OBJECTIVE
Copy each line below in which the word "Returns" occurs.

[BEGIN]

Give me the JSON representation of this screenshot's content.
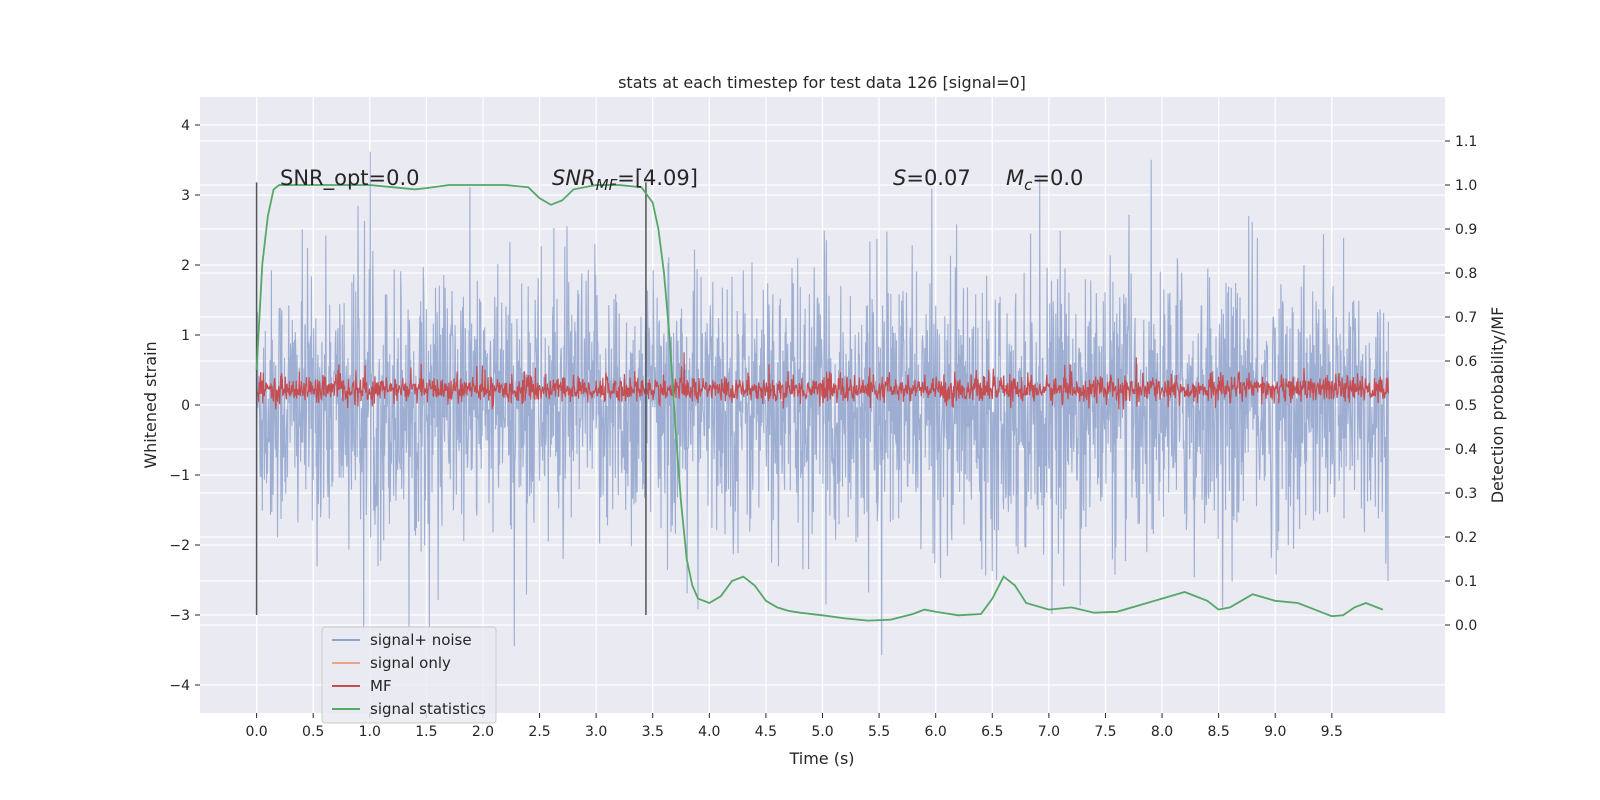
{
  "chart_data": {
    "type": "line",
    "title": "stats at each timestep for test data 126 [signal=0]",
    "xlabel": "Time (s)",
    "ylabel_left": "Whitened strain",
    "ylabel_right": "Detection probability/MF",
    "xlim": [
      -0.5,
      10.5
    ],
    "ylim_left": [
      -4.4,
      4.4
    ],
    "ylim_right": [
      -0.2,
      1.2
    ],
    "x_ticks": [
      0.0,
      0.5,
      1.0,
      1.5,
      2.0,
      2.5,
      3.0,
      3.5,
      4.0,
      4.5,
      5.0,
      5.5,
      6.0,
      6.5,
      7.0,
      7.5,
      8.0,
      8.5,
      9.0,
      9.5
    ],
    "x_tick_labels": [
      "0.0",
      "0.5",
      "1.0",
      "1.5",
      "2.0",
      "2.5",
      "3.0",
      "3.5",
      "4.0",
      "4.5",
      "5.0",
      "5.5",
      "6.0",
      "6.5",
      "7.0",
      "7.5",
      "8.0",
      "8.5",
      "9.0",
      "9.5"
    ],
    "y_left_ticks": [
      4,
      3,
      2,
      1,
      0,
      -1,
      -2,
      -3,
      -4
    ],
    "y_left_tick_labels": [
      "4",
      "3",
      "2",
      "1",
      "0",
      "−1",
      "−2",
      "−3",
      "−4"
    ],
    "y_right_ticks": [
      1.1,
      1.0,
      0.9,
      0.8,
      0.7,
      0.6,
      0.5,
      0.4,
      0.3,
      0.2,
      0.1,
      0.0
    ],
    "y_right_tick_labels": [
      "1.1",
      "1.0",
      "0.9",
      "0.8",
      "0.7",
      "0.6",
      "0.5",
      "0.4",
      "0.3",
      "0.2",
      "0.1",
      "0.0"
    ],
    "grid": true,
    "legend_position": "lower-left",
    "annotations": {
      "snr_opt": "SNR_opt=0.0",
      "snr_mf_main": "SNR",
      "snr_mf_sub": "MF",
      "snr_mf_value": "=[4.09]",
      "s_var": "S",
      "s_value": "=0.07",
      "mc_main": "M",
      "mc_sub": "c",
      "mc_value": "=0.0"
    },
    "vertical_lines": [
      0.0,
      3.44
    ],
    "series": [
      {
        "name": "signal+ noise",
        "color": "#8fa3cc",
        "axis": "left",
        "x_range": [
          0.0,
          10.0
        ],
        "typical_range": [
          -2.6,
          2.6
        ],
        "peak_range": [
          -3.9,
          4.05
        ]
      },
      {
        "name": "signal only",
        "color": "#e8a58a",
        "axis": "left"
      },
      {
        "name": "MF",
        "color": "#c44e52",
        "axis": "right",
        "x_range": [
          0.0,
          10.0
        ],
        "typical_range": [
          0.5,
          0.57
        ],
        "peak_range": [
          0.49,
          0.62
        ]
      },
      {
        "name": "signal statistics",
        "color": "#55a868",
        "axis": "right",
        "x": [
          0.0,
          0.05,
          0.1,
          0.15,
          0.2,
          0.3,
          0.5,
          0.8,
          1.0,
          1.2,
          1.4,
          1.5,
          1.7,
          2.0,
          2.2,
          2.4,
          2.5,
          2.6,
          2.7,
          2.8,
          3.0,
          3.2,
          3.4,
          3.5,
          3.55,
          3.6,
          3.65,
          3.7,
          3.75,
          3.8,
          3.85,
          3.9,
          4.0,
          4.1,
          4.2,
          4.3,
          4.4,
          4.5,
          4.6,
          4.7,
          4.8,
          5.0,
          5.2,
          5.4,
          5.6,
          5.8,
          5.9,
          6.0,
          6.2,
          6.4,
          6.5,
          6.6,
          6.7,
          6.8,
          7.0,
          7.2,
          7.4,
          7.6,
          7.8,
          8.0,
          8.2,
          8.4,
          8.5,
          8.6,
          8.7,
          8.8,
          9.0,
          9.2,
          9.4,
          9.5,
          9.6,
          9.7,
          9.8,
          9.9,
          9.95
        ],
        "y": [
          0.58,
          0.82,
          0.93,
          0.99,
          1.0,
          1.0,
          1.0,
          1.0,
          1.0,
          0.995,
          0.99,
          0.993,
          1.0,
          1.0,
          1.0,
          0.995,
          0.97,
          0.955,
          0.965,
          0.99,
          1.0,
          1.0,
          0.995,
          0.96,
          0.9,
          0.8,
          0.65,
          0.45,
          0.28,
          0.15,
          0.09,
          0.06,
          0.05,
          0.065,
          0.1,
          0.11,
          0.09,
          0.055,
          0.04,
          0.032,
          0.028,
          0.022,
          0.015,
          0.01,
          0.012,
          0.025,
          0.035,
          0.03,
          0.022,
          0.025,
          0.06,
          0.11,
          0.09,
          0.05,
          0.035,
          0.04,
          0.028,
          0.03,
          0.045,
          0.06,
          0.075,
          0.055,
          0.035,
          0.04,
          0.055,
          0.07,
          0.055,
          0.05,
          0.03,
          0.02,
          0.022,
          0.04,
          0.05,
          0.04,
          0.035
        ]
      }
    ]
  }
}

[END]
[BEGIN]

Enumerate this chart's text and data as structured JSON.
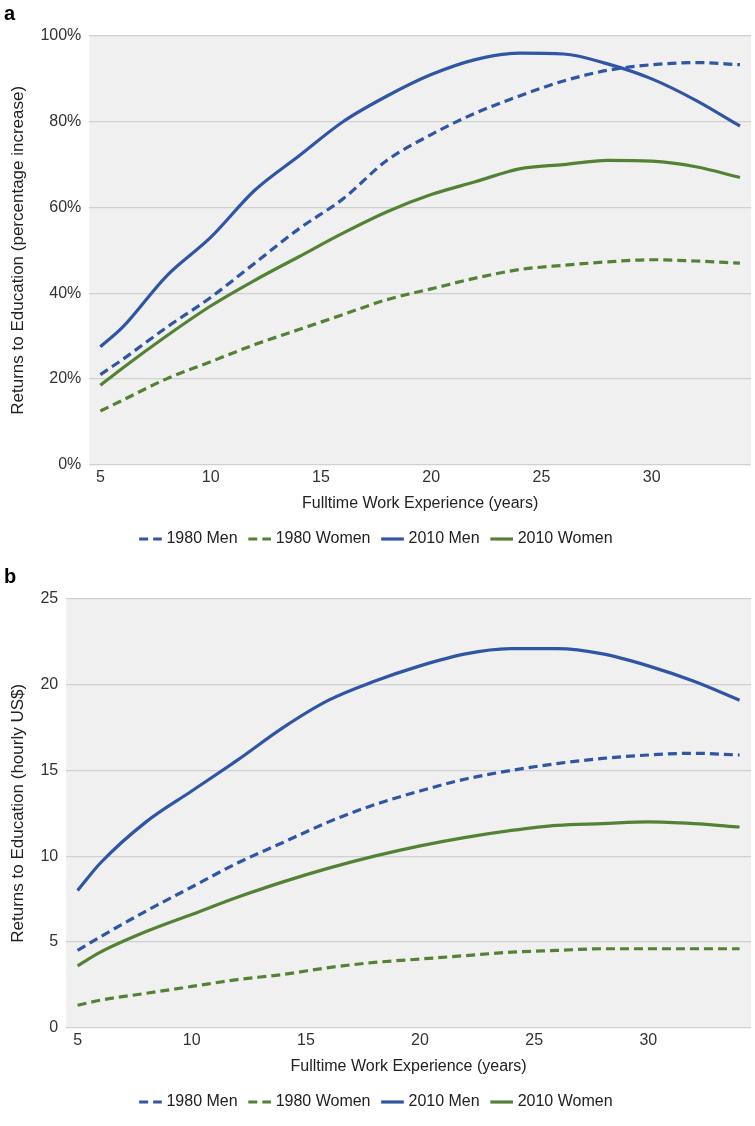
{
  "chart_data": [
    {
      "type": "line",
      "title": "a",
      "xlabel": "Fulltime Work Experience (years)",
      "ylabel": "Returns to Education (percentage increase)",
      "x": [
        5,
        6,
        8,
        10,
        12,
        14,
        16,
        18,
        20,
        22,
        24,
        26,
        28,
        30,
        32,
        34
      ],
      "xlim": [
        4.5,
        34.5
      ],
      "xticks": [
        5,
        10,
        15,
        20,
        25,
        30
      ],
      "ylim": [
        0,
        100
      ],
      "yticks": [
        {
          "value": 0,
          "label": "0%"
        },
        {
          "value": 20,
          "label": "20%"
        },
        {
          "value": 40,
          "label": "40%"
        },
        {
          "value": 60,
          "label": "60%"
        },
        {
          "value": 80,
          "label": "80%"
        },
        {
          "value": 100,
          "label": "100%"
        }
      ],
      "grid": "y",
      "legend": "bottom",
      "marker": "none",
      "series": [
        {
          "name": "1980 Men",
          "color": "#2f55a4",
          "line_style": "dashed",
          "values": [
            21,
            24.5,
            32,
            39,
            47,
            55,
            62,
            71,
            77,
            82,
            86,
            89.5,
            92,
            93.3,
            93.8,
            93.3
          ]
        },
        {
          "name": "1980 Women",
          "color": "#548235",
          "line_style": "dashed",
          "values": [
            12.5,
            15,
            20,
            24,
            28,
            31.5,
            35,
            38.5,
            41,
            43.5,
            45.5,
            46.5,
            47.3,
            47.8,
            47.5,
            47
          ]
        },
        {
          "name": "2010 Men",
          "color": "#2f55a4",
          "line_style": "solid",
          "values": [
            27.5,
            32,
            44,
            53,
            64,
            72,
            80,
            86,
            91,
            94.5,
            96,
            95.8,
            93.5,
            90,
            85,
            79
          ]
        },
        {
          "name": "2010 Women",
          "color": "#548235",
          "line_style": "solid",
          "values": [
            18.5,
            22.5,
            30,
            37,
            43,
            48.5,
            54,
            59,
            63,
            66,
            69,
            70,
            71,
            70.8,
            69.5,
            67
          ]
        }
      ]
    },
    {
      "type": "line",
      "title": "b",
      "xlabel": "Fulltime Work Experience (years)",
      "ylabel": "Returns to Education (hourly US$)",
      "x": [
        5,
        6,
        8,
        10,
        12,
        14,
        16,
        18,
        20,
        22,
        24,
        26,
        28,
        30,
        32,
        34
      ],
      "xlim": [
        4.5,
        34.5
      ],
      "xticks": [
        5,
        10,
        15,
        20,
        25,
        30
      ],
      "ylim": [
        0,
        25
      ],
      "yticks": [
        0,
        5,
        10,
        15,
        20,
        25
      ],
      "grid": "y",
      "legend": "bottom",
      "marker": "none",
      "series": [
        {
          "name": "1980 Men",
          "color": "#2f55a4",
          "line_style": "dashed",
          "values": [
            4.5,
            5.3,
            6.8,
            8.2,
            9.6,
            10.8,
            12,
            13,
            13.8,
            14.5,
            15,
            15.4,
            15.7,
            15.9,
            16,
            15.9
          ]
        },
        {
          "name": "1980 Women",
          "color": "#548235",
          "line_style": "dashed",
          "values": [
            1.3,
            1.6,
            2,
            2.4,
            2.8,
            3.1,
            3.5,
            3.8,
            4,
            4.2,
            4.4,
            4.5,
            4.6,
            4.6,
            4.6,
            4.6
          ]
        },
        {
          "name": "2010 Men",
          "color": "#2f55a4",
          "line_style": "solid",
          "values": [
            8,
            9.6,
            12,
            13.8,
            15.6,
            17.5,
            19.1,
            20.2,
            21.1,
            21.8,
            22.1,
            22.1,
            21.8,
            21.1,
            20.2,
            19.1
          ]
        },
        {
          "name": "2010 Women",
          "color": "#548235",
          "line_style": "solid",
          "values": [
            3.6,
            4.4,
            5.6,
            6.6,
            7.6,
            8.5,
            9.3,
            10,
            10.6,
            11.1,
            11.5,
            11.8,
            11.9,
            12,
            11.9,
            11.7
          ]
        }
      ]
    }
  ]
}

[END]

SOLUTION FOR THIS TASK
      "ylabel": "Returns to Education (percentage increase)",
      "ylabel": "Returns to Education (hourly US$)",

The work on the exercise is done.